>> BEGIN EXERCISE INPUT

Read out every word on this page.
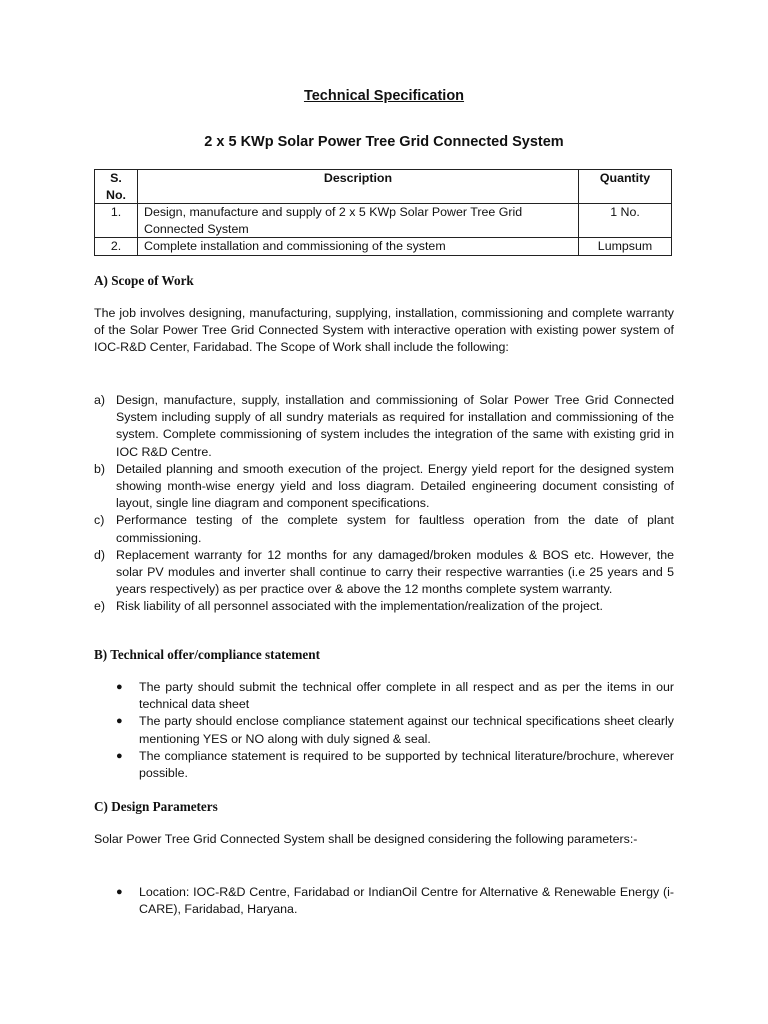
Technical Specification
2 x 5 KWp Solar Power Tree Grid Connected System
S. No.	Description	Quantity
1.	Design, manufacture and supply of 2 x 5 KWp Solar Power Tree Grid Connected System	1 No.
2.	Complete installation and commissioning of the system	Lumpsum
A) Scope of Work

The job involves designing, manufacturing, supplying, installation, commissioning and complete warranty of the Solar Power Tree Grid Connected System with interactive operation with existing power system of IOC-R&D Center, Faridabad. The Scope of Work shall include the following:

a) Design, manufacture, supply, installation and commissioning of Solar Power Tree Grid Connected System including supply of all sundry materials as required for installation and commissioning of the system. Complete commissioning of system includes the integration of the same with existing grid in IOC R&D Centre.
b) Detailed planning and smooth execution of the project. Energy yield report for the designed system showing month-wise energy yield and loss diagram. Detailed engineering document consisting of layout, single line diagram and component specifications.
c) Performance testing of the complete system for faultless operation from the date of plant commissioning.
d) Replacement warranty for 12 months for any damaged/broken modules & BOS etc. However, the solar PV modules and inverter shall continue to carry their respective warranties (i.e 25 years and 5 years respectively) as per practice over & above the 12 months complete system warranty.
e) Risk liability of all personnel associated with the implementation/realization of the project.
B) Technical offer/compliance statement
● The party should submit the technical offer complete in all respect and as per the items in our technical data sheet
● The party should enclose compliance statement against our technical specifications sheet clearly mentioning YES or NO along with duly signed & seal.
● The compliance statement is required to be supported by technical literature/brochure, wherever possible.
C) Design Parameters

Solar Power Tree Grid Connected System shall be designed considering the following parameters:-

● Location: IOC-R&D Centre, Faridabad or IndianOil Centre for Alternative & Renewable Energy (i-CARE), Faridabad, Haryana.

>> END EXERCISE INPUT

* **GIVEN TASK**
Scan the entries above for the word "commissioning" and collect each line holding it.

* **RESULT**
2.	Complete installation and commissioning of the system	Lumpsum
The job involves designing, manufacturing, supplying, installation, commissioning and complete warranty of the Solar Power Tree Grid Connected System with interactive operation with existing power system of IOC-R&D Center, Faridabad. The Scope of Work shall include the following:
a) Design, manufacture, supply, installation and commissioning of Solar Power Tree Grid Connected System including supply of all sundry materials as required for installation and commissioning of the system. Complete commissioning of system includes the integration of the same with existing grid in IOC R&D Centre.
c) Performance testing of the complete system for faultless operation from the date of plant commissioning.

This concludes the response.